Copy every record below, exactly as written.
---------- Entries supplied ----------
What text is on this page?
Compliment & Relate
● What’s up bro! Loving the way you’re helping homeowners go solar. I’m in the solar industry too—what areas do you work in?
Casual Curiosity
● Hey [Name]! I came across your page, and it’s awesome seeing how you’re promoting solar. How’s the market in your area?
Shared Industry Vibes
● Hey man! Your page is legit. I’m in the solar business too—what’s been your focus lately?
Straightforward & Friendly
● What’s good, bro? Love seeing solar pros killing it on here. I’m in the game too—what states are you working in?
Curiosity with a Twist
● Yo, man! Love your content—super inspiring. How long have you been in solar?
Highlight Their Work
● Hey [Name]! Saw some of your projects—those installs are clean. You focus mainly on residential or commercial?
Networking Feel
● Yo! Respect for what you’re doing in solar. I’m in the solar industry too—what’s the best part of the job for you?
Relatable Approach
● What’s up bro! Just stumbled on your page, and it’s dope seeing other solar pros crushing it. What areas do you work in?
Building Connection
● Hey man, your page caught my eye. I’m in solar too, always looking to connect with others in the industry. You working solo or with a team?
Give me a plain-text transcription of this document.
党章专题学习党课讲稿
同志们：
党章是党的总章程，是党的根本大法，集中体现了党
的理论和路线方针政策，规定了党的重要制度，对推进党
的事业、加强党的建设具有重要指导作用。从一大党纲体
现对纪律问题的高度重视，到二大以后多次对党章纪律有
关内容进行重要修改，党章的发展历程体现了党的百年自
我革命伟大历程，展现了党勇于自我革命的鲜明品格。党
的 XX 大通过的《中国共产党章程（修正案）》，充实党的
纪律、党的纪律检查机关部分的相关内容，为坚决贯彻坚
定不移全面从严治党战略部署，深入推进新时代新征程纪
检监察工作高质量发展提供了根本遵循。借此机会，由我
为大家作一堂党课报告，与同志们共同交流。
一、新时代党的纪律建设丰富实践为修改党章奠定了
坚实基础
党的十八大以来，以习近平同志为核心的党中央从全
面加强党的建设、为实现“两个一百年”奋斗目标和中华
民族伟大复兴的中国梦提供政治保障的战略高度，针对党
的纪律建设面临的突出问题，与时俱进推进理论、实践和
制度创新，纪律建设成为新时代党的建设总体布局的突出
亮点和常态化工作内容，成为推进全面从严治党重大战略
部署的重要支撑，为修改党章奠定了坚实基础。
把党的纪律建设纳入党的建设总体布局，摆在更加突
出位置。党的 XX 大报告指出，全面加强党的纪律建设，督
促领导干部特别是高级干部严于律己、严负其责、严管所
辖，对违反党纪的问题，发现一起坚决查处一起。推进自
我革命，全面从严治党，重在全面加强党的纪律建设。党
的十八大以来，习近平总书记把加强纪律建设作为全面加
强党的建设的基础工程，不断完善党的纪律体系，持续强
----------
=== Response ===
What text is on this page?
Compliment & Relate
● What’s up bro! Loving the way you’re helping homeowners go solar. I’m in the solar industry too—what areas do you work in?
Casual Curiosity
● Hey [Name]! I came across your page, and it’s awesome seeing how you’re promoting solar. How’s the market in your area?
Shared Industry Vibes
● Hey man! Your page is legit. I’m in the solar business too—what’s been your focus lately?
Straightforward & Friendly
● What’s good, bro? Love seeing solar pros killing it on here. I’m in the game too—what states are you working in?
Curiosity with a Twist
● Yo, man! Love your content—super inspiring. How long have you been in solar?
Highlight Their Work
● Hey [Name]! Saw some of your projects—those installs are clean. You focus mainly on residential or commercial?
Networking Feel
● Yo! Respect for what you’re doing in solar. I’m in the solar industry too—what’s the best part of the job for you?
Relatable Approach
● What’s up bro! Just stumbled on your page, and it’s dope seeing other solar pros crushing it. What areas do you work in?
Building Connection
● Hey man, your page caught my eye. I’m in solar too, always looking to connect with others in the industry. You working solo or with a team?
Give me a plain-text transcription of this document.
党章专题学习党课讲稿
同志们：
党章是党的总章程，是党的根本大法，集中体现了党
的理论和路线方针政策，规定了党的重要制度，对推进党
的事业、加强党的建设具有重要指导作用。从一大党纲体
现对纪律问题的高度重视，到二大以后多次对党章纪律有
关内容进行重要修改，党章的发展历程体现了党的百年自
我革命伟大历程，展现了党勇于自我革命的鲜明品格。党
的 XX 大通过的《中国共产党章程（修正案）》，充实党的
纪律、党的纪律检查机关部分的相关内容，为坚决贯彻坚
定不移全面从严治党战略部署，深入推进新时代新征程纪
检监察工作高质量发展提供了根本遵循。借此机会，由我
为大家作一堂党课报告，与同志们共同交流。
一、新时代党的纪律建设丰富实践为修改党章奠定了
坚实基础
党的十八大以来，以习近平同志为核心的党中央从全
面加强党的建设、为实现“两个一百年”奋斗目标和中华
民族伟大复兴的中国梦提供政治保障的战略高度，针对党
的纪律建设面临的突出问题，与时俱进推进理论、实践和
制度创新，纪律建设成为新时代党的建设总体布局的突出
亮点和常态化工作内容，成为推进全面从严治党重大战略
部署的重要支撑，为修改党章奠定了坚实基础。
把党的纪律建设纳入党的建设总体布局，摆在更加突
出位置。党的 XX 大报告指出，全面加强党的纪律建设，督
促领导干部特别是高级干部严于律己、严负其责、严管所
辖，对违反党纪的问题，发现一起坚决查处一起。推进自
我革命，全面从严治党，重在全面加强党的纪律建设。党
的十八大以来，习近平总书记把加强纪律建设作为全面加
强党的建设的基础工程，不断完善党的纪律体系，持续强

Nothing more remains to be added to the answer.